• _The task_:
Quote the listing lines from the one containing "I need the location" through the one containing "x-tick-label: 3.5.2025 <box>140", both included, word for word.

• _Raw records_:
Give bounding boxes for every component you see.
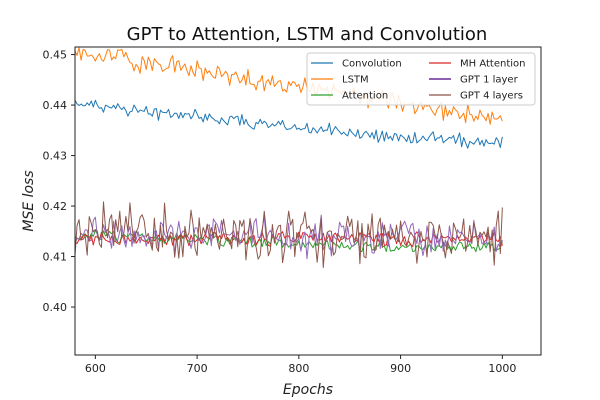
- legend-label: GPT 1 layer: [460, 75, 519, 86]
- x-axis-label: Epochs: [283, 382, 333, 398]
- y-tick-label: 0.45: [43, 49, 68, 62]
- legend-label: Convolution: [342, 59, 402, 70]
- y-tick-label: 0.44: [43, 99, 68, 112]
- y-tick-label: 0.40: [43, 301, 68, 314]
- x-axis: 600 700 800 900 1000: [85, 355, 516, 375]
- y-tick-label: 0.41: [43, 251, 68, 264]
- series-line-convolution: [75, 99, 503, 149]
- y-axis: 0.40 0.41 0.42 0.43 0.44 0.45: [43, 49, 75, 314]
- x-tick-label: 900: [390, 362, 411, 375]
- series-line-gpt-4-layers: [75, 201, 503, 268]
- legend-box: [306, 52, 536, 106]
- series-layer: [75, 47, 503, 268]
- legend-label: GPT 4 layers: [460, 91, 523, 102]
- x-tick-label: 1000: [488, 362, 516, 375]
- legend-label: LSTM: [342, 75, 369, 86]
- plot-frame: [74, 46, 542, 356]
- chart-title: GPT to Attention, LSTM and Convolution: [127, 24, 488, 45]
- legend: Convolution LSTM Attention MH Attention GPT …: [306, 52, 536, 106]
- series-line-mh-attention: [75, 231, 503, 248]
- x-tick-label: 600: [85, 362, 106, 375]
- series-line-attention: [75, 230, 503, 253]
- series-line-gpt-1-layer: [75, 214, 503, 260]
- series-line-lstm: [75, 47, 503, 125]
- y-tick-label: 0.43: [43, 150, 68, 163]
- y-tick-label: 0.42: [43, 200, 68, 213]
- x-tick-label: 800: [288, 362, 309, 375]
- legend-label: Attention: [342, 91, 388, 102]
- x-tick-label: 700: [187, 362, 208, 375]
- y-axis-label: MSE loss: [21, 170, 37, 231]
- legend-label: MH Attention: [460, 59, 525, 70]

---

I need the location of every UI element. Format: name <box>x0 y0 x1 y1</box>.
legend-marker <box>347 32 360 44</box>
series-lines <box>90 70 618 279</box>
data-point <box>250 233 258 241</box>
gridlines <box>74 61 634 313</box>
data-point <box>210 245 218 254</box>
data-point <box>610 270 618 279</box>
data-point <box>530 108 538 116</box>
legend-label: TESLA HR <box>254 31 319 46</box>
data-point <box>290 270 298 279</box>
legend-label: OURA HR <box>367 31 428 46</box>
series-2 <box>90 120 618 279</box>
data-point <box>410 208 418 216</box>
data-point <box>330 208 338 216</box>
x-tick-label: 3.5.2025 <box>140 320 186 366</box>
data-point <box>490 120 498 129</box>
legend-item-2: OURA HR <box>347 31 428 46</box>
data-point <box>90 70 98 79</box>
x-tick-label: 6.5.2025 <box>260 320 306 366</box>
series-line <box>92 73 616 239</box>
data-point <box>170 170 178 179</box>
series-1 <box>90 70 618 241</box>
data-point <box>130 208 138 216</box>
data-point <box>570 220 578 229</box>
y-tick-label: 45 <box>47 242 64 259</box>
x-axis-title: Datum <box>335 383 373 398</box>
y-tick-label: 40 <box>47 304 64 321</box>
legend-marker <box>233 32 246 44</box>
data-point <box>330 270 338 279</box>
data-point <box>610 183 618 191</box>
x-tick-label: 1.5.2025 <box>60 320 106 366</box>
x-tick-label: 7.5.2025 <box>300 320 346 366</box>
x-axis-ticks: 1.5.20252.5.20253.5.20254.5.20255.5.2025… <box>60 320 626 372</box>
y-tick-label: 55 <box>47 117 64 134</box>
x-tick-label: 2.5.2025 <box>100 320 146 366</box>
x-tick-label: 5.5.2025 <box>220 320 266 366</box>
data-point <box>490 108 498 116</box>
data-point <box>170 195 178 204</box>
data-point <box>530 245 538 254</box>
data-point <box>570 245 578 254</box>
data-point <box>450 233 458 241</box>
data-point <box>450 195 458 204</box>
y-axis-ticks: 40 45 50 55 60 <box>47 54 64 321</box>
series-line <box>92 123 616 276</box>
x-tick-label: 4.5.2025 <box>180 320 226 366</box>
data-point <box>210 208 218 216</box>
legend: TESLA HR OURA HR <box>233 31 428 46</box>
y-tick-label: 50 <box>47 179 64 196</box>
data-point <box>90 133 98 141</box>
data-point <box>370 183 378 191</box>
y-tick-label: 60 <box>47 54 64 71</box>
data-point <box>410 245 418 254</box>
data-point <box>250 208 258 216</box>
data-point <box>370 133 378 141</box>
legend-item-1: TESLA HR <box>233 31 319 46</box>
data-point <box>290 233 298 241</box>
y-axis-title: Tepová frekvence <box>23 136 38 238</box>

• _Worked answer_:
I need the location of every UI element. Format: name <box>x0 y0 x1 y1</box>.
legend-marker <box>347 32 360 44</box>
series-lines <box>90 70 618 279</box>
data-point <box>250 233 258 241</box>
gridlines <box>74 61 634 313</box>
data-point <box>210 245 218 254</box>
data-point <box>610 270 618 279</box>
data-point <box>530 108 538 116</box>
legend-label: TESLA HR <box>254 31 319 46</box>
data-point <box>290 270 298 279</box>
legend-label: OURA HR <box>367 31 428 46</box>
series-2 <box>90 120 618 279</box>
data-point <box>410 208 418 216</box>
data-point <box>330 208 338 216</box>
x-tick-label: 3.5.2025 <box>140 320 186 366</box>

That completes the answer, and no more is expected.